[The problem] How many lines of the material below contain the string "сеймом"? Answer with the number and nothing else.

==============================

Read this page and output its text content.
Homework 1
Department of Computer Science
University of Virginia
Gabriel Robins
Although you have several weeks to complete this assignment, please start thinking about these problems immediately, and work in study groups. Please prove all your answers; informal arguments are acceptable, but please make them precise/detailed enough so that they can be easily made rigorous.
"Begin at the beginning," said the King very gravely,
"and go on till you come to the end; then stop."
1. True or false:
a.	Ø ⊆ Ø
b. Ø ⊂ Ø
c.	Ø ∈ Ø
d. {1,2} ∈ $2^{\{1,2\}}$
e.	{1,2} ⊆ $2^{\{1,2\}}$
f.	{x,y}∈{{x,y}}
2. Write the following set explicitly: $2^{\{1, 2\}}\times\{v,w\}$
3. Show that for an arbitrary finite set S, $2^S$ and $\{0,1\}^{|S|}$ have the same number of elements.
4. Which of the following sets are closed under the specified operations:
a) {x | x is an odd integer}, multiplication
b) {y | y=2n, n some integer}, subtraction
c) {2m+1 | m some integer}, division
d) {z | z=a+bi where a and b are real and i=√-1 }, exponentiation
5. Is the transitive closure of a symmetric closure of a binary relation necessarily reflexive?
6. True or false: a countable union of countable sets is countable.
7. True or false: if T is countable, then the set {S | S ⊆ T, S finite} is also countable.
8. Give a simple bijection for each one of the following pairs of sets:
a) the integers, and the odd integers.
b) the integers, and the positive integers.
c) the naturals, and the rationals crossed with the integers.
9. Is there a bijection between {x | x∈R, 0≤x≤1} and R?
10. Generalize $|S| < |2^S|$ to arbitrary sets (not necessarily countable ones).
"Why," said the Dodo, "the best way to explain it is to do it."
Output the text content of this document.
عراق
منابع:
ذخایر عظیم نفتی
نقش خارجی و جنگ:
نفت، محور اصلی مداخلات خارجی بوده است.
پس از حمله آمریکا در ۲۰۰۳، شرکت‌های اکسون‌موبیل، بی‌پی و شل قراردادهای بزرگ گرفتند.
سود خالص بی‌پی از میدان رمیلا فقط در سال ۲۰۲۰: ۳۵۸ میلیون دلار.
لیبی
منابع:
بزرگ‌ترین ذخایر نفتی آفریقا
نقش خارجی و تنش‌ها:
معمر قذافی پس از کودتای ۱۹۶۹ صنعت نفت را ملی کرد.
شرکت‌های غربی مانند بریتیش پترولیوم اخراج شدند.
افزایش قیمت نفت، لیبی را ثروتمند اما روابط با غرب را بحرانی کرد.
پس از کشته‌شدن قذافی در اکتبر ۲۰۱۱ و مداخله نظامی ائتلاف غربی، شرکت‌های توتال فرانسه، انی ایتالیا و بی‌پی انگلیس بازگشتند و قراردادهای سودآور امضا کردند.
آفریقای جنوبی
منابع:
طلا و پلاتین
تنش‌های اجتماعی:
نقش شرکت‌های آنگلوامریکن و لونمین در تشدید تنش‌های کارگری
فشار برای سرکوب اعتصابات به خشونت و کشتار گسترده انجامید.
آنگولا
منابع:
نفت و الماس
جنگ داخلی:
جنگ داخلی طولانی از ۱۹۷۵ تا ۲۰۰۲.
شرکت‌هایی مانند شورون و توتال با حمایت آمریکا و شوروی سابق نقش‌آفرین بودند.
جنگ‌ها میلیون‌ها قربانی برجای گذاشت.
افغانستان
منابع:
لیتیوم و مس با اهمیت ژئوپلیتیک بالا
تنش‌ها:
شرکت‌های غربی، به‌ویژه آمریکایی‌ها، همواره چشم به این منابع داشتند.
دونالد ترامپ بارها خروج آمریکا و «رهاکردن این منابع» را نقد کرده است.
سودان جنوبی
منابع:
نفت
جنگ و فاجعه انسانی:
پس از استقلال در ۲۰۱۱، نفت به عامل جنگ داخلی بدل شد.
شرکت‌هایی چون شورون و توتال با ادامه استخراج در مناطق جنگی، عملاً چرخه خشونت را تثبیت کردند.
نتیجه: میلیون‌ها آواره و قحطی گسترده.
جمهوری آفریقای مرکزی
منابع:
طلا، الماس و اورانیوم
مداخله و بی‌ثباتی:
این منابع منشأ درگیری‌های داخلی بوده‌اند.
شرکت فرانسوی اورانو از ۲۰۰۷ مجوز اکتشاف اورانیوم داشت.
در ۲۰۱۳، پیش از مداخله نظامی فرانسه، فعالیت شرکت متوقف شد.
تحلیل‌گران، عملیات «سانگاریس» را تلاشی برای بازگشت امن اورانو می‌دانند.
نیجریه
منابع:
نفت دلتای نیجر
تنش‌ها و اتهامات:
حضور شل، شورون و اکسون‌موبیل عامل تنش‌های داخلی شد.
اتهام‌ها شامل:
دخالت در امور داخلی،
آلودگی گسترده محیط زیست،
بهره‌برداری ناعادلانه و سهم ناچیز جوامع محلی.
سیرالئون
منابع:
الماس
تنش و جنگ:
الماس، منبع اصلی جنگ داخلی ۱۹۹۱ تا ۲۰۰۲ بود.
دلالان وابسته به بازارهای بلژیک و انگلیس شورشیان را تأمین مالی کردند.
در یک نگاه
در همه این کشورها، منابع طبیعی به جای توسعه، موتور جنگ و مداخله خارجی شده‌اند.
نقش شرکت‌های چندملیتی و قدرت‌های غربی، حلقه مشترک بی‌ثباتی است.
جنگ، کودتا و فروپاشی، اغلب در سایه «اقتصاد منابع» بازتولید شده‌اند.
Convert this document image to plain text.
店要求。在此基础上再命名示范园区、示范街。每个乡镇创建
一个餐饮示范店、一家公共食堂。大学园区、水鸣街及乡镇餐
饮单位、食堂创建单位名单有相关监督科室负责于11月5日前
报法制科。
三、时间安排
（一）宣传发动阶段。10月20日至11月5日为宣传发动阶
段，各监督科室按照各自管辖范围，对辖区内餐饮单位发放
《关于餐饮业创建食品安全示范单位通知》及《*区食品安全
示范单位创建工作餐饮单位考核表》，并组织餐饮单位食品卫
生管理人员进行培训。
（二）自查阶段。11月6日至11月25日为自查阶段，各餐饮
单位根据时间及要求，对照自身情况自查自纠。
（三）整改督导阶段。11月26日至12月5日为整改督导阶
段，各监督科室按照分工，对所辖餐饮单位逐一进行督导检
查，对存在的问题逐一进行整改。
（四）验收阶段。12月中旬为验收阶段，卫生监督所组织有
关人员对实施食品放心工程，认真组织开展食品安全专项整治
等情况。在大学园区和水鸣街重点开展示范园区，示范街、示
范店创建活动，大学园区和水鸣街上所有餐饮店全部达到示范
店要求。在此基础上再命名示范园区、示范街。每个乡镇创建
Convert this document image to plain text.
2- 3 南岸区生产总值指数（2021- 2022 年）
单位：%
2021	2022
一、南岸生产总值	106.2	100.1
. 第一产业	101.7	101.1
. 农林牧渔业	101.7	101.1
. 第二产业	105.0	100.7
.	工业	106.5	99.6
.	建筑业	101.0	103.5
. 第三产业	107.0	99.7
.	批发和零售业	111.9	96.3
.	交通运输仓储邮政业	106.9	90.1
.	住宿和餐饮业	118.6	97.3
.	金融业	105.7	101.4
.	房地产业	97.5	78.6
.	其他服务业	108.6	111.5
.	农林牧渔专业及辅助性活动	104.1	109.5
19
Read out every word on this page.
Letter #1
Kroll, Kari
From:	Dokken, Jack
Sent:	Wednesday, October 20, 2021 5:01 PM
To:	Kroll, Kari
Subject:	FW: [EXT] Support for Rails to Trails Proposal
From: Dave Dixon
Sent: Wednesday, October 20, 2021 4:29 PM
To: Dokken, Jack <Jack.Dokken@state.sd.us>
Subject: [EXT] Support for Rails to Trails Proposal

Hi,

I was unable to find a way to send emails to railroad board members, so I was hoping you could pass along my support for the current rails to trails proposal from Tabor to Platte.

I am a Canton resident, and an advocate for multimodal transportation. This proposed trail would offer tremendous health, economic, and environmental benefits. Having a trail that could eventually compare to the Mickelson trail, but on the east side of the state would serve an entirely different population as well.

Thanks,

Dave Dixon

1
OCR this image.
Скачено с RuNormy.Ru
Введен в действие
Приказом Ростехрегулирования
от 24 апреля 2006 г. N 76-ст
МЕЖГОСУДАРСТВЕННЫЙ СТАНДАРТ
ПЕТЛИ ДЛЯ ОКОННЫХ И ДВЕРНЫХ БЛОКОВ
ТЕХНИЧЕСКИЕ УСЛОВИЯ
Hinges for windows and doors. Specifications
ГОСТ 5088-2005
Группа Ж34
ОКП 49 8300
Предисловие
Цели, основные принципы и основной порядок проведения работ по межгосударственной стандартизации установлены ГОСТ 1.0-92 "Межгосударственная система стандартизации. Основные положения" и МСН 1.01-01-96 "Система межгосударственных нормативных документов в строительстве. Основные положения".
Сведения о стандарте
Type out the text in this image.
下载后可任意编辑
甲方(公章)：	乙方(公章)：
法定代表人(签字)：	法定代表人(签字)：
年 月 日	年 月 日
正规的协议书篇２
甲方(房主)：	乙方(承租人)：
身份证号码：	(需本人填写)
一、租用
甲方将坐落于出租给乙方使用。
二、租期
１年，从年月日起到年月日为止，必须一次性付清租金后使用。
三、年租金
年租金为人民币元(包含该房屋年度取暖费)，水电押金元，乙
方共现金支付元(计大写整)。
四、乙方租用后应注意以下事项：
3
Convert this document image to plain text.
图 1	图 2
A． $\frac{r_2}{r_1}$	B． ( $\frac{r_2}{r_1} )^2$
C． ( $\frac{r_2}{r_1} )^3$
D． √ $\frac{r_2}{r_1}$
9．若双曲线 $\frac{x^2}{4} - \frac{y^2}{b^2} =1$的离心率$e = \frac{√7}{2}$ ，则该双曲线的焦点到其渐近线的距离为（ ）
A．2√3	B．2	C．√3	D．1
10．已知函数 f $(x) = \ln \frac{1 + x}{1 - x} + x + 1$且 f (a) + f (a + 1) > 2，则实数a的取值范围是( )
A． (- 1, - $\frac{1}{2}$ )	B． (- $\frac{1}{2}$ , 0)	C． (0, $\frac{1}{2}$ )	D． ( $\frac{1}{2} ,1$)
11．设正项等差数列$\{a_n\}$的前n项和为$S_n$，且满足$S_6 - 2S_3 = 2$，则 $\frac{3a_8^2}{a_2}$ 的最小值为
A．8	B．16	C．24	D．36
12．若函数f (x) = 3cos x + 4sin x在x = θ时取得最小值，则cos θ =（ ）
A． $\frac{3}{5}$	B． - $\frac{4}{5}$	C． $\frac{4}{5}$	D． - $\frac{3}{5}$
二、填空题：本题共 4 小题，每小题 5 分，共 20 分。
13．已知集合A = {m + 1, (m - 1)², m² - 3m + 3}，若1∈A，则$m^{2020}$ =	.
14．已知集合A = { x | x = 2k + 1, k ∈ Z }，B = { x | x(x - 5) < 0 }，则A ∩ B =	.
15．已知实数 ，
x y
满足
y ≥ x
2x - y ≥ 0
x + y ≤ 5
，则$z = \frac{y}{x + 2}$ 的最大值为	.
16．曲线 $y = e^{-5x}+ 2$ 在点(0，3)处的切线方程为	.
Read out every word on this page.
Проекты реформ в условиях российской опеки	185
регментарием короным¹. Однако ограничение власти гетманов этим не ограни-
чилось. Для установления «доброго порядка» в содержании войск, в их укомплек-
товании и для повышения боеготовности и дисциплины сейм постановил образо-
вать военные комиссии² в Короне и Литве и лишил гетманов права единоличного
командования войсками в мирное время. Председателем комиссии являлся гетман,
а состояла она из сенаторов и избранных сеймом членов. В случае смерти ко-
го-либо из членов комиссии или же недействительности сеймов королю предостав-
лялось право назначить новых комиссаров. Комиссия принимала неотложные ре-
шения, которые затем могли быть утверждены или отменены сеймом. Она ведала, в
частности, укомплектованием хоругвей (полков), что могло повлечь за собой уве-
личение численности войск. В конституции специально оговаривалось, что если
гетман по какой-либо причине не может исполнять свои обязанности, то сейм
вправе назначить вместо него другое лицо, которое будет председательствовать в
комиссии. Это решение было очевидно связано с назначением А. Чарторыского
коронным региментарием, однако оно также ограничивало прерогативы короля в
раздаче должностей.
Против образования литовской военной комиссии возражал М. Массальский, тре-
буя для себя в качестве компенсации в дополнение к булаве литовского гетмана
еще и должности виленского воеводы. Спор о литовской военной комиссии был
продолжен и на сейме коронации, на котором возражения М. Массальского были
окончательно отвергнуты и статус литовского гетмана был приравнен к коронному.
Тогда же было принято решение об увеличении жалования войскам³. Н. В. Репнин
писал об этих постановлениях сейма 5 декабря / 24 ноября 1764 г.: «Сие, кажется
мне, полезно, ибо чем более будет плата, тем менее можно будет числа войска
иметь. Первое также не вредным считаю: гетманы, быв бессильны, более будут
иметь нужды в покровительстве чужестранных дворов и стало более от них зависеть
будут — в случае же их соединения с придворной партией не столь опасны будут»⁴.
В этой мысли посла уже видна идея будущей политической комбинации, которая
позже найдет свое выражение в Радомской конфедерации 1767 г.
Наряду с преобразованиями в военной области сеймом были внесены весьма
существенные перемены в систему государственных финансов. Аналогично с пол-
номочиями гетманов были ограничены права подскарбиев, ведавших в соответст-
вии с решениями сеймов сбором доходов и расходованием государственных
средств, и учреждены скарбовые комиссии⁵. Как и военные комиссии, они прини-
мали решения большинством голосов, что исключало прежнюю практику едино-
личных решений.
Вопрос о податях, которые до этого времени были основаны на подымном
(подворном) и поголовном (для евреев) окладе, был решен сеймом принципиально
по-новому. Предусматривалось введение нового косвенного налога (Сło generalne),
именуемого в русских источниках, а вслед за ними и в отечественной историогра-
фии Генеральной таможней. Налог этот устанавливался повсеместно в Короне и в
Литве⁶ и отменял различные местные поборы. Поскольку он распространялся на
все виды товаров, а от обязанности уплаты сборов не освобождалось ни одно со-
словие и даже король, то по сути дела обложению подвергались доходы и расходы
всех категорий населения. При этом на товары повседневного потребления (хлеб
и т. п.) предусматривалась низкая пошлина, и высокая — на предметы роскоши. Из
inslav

==============================

[Completed exercise] 4